**SHORT EXERCISE:** Copy the entries below, swapping every "data-point" for "marker" and changing nothing else. Leave the picture out of your answer.

------------------------------------------------------------------------

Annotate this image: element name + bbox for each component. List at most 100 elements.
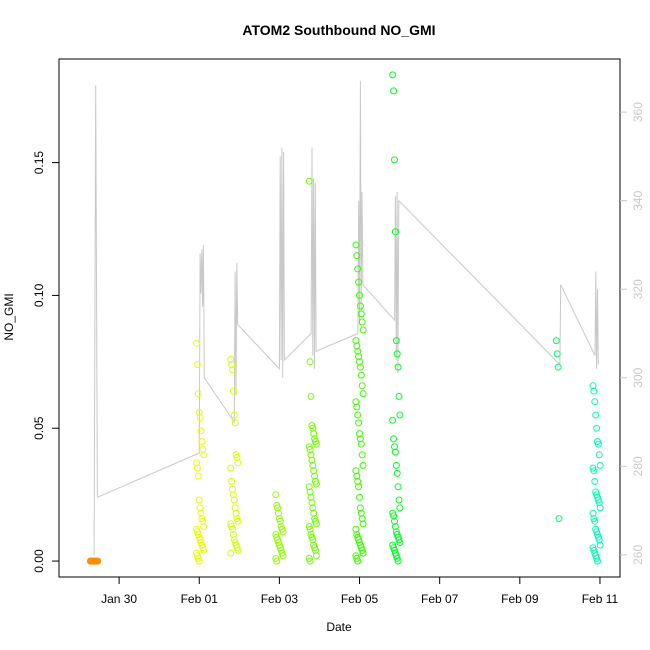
y2-tick-label: 300 [631,367,645,387]
data-point [227,464,235,472]
data-point [273,557,281,565]
data-point [591,517,599,525]
data-point [390,512,398,520]
y-tick-label: 0.00 [32,549,46,573]
data-point [276,517,284,525]
data-point [231,419,239,427]
data-point [279,528,287,536]
data-point [307,451,315,459]
chart-title: ATOM2 Southbound NO_GMI [242,22,435,38]
data-point [391,443,398,451]
data-point [228,361,236,368]
data-point [312,546,319,554]
data-point [199,517,207,525]
data-point [234,546,242,554]
data-point [229,531,237,538]
data-point [200,451,208,459]
data-point [393,469,401,477]
data-point [593,424,601,432]
data-point [312,480,320,488]
data-point [590,467,598,475]
data-point [357,440,365,448]
data-point [229,525,236,533]
data-point [311,472,319,480]
y2-tick-label: 360 [631,102,645,122]
data-point [359,549,367,557]
data-point [554,363,562,371]
data-point [229,366,236,374]
data-point [552,337,560,345]
data-point [306,446,314,453]
data-point [356,493,363,501]
data-point [354,347,362,355]
data-point [352,398,360,406]
data-point [198,438,206,445]
data-point [352,241,360,249]
data-point [228,477,236,485]
x-axis: Jan 30 Feb 01 Feb 03 Feb 05 Feb 07 Feb 09 Feb … [101,577,619,606]
data-point [354,557,362,565]
data-point [359,326,367,334]
data-point [200,546,208,554]
data-point [308,499,316,507]
data-point [306,488,314,496]
data-point [592,411,600,419]
data-point [229,387,237,395]
data-point [594,557,601,565]
data-point [312,552,320,560]
x-tick-label: Feb 05 [341,592,379,606]
x-tick-label: Feb 09 [501,592,539,606]
data-point [591,398,599,406]
x-tick-label: Jan 30 [101,592,137,606]
data-point [356,435,364,443]
data-point [358,318,366,326]
data-point [391,523,399,530]
data-point [94,557,102,565]
data-point [193,361,201,368]
y-axis-label: NO_GMI [2,293,16,340]
y-tick-label: 0.15 [32,151,46,175]
data-point [312,440,320,448]
data-point [354,477,362,485]
data-point [358,515,366,523]
data-point [309,504,317,512]
x-tick-label: Feb 07 [421,592,459,606]
data-point [390,435,398,443]
data-point [306,358,314,366]
data-point [358,451,366,459]
data-point [196,414,204,422]
data-point [356,504,364,512]
data-point [595,536,603,544]
data-point [355,278,363,286]
y2-tick-label: 340 [631,190,645,210]
data-point [389,71,397,79]
data-point [309,536,317,544]
data-point [305,177,313,185]
data-point [396,539,404,546]
data-point [393,350,401,358]
data-point [353,342,361,350]
data-point [595,451,603,459]
data-point [392,461,400,469]
data-point [227,549,235,557]
data-point [233,454,241,461]
data-point [555,515,563,523]
y-axis: 0.00 0.05 0.10 0.15 [32,151,59,573]
data-point [392,337,400,345]
data-point [306,557,314,565]
y2-tick-label: 320 [631,279,645,299]
x-tick-label: Feb 01 [181,592,219,606]
data-point [357,371,365,379]
data-point [274,504,282,512]
data-point [596,461,604,469]
data-point [196,504,204,512]
data-point [193,459,200,467]
data-point [356,430,363,438]
data-point [356,302,364,310]
data-point [193,464,201,472]
data-point [591,477,599,485]
data-point [193,339,200,347]
data-point [279,552,287,560]
data-point [357,310,365,318]
data-point [312,520,320,528]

------------------------------------------------------------------------

**FINAL RESULT:**
Annotate this image: element name + bbox for each component. List at most 100 elements.
y2-tick-label: 300 [631,367,645,387]
marker [227,464,235,472]
marker [273,557,281,565]
marker [591,517,599,525]
marker [390,512,398,520]
y-tick-label: 0.00 [32,549,46,573]
marker [276,517,284,525]
marker [231,419,239,427]
marker [279,528,287,536]
marker [307,451,315,459]
chart-title: ATOM2 Southbound NO_GMI [242,22,435,38]
marker [391,443,398,451]
marker [228,361,236,368]
marker [312,546,319,554]
marker [199,517,207,525]
marker [234,546,242,554]
marker [229,531,237,538]
marker [200,451,208,459]
marker [393,469,401,477]
marker [593,424,601,432]
marker [312,480,320,488]
marker [590,467,598,475]
marker [357,440,365,448]
marker [229,525,236,533]
marker [311,472,319,480]
y2-tick-label: 360 [631,102,645,122]
marker [359,549,367,557]
marker [554,363,562,371]
marker [229,366,236,374]
marker [552,337,560,345]
marker [306,446,314,453]
marker [356,493,363,501]
marker [354,347,362,355]
marker [352,398,360,406]
marker [198,438,206,445]
marker [352,241,360,249]
marker [228,477,236,485]
x-axis: Jan 30 Feb 01 Feb 03 Feb 05 Feb 07 Feb 09 Feb … [101,577,619,606]
marker [354,557,362,565]
marker [359,326,367,334]
marker [200,546,208,554]
marker [308,499,316,507]
marker [306,488,314,496]
marker [592,411,600,419]
marker [229,387,237,395]
marker [594,557,601,565]
marker [312,552,320,560]
x-tick-label: Feb 05 [341,592,379,606]
x-tick-label: Feb 09 [501,592,539,606]
marker [591,398,599,406]
x-tick-label: Jan 30 [101,592,137,606]
marker [356,435,364,443]
marker [358,318,366,326]
marker [391,523,399,530]
marker [94,557,102,565]
marker [193,361,201,368]
y-axis-label: NO_GMI [2,293,16,340]
y-tick-label: 0.15 [32,151,46,175]
marker [312,440,320,448]
marker [354,477,362,485]
marker [358,515,366,523]
marker [309,504,317,512]
x-tick-label: Feb 07 [421,592,459,606]
marker [390,435,398,443]
marker [306,358,314,366]
marker [358,451,366,459]
marker [196,414,204,422]
marker [356,504,364,512]
marker [595,536,603,544]
marker [355,278,363,286]
y2-tick-label: 340 [631,190,645,210]
marker [389,71,397,79]
marker [309,536,317,544]
marker [305,177,313,185]
marker [396,539,404,546]
marker [393,350,401,358]
marker [353,342,361,350]
marker [595,451,603,459]
marker [392,461,400,469]
marker [227,549,235,557]
marker [233,454,241,461]
marker [555,515,563,523]
y-axis: 0.00 0.05 0.10 0.15 [32,151,59,573]
marker [392,337,400,345]
marker [306,557,314,565]
y2-tick-label: 320 [631,279,645,299]
x-tick-label: Feb 01 [181,592,219,606]
marker [357,371,365,379]
marker [274,504,282,512]
marker [596,461,604,469]
marker [196,504,204,512]
marker [193,459,200,467]
marker [356,430,363,438]
marker [356,302,364,310]
marker [193,464,201,472]
marker [591,477,599,485]
marker [193,339,200,347]
marker [279,552,287,560]
marker [357,310,365,318]
marker [312,520,320,528]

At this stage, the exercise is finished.